● Records for the exercise
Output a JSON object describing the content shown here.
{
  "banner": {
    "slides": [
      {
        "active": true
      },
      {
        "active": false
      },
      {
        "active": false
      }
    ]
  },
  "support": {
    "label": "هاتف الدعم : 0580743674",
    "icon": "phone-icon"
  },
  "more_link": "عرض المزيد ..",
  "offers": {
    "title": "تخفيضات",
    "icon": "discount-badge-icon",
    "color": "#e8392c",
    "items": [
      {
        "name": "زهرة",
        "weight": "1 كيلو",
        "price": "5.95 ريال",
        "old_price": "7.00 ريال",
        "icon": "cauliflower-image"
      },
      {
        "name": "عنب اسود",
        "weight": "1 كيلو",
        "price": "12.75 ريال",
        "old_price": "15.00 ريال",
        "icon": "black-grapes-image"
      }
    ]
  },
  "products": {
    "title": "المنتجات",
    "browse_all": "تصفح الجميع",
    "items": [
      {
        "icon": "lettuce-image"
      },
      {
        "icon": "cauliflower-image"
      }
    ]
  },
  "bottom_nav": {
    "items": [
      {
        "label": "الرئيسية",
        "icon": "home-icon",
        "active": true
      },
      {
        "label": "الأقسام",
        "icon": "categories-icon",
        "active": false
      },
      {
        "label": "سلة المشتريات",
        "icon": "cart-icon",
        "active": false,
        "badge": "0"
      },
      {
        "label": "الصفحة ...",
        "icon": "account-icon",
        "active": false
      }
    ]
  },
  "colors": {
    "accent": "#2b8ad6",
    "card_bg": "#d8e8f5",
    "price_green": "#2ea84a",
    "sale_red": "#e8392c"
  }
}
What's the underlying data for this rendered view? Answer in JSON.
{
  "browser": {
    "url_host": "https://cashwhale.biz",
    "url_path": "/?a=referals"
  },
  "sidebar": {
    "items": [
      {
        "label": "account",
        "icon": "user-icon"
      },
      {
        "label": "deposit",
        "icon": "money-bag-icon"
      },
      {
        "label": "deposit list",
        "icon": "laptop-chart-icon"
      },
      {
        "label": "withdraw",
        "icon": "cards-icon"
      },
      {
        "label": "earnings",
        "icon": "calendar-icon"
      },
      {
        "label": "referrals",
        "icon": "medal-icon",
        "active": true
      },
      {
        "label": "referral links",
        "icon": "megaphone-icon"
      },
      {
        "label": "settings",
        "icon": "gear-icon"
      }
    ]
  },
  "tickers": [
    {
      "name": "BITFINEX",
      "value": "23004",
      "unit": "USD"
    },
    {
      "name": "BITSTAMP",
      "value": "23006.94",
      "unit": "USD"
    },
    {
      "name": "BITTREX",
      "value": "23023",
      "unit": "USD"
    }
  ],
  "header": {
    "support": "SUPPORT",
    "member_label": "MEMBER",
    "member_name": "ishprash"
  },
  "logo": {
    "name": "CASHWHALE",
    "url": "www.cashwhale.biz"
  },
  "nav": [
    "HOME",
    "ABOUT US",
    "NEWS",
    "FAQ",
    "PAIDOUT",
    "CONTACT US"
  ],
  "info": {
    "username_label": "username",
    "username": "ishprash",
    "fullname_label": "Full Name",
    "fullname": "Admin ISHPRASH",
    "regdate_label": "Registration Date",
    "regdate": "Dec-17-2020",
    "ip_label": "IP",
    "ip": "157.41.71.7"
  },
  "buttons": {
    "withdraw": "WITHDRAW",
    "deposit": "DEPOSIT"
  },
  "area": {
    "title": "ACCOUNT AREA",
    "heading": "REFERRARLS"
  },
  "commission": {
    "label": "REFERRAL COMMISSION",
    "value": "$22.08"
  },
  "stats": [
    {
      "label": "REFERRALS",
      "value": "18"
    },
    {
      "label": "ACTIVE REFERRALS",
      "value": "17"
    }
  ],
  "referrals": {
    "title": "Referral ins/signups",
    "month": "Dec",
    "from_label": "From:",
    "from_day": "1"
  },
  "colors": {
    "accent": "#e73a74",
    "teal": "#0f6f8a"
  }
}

● What you are asked to do
Filter out every line that lacks the word "value", and copy the rest.

● Output below
      "value": "23004",
      "value": "23006.94",
      "value": "23023",
    "value": "$22.08"
      "value": "18"
      "value": "17"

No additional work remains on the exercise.